AIM ▸
Copy every line of the following data that includes the string "проектов".

[Collection entries]
--- start ---
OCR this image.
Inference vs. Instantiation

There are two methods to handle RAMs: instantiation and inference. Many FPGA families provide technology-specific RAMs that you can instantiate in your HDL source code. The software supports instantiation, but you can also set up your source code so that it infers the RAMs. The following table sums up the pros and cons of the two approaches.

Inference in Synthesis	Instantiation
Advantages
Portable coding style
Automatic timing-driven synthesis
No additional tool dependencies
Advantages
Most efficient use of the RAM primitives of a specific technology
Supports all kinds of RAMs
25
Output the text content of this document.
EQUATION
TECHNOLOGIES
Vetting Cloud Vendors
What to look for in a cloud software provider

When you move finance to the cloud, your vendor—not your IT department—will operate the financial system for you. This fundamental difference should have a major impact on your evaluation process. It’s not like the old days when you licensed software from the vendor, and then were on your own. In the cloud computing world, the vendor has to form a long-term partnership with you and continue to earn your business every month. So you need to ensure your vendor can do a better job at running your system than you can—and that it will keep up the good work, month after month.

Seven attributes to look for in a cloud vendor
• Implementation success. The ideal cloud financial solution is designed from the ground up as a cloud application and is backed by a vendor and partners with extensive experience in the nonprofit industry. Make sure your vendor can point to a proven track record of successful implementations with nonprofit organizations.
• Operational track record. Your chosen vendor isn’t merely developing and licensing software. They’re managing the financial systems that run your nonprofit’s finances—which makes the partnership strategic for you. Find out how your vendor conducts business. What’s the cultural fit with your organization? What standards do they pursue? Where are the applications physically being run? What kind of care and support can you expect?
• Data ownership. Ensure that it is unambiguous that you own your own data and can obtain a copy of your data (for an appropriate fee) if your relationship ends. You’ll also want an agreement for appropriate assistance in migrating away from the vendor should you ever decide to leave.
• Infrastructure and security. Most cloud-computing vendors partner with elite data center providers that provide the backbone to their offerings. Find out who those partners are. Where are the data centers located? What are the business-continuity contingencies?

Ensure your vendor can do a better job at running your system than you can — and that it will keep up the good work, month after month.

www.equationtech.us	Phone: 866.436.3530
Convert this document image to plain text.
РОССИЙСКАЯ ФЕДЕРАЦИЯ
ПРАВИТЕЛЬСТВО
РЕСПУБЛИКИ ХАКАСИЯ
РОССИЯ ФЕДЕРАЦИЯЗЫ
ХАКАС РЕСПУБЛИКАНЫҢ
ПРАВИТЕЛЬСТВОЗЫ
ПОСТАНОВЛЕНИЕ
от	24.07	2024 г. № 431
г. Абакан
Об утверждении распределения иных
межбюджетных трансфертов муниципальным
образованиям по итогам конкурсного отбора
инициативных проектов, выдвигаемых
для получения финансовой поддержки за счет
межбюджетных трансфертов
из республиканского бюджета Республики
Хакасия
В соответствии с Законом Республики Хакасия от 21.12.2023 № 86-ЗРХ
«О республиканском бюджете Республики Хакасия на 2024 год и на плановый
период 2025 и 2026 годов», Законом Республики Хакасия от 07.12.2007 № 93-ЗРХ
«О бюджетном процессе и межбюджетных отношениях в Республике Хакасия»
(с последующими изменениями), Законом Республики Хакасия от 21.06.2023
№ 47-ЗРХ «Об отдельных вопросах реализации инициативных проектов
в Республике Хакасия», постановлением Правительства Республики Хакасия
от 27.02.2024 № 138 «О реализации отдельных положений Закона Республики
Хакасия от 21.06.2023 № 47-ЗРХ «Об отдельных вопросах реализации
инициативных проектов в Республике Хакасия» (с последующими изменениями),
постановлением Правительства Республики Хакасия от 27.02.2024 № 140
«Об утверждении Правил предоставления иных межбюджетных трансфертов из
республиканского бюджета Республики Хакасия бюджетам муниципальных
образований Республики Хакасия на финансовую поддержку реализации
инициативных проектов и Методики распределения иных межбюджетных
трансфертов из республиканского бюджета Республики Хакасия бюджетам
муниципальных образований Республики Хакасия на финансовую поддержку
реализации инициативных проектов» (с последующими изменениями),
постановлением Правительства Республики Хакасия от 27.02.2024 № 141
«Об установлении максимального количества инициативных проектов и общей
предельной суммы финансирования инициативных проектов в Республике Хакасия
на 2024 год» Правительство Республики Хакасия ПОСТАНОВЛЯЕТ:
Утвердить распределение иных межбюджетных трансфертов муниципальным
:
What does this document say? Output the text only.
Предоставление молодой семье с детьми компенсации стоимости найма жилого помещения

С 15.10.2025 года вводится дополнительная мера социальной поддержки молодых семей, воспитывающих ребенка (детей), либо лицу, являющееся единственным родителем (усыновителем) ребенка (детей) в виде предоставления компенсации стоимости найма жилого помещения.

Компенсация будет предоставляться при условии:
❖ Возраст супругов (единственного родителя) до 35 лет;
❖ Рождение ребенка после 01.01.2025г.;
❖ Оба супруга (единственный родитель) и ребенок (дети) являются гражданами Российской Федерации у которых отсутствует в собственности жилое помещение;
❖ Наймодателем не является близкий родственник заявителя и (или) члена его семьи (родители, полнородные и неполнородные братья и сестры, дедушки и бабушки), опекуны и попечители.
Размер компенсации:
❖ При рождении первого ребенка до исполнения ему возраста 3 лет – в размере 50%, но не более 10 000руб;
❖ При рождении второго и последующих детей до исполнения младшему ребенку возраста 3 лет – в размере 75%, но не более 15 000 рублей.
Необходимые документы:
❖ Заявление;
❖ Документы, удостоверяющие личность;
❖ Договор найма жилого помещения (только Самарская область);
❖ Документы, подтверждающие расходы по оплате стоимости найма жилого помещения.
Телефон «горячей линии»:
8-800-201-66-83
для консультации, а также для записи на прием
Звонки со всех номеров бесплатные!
--- end ---
COMPLETED TASK ▸
инициативных проектов, выдвигаемых
№ 47-ЗРХ «Об отдельных вопросах реализации инициативных проектов
инициативных проектов в Республике Хакасия» (с последующими изменениями),
инициативных проектов и Методики распределения иных межбюджетных
реализации инициативных проектов» (с последующими изменениями),
«Об установлении максимального количества инициативных проектов и общей
предельной суммы финансирования инициативных проектов в Республике Хакасия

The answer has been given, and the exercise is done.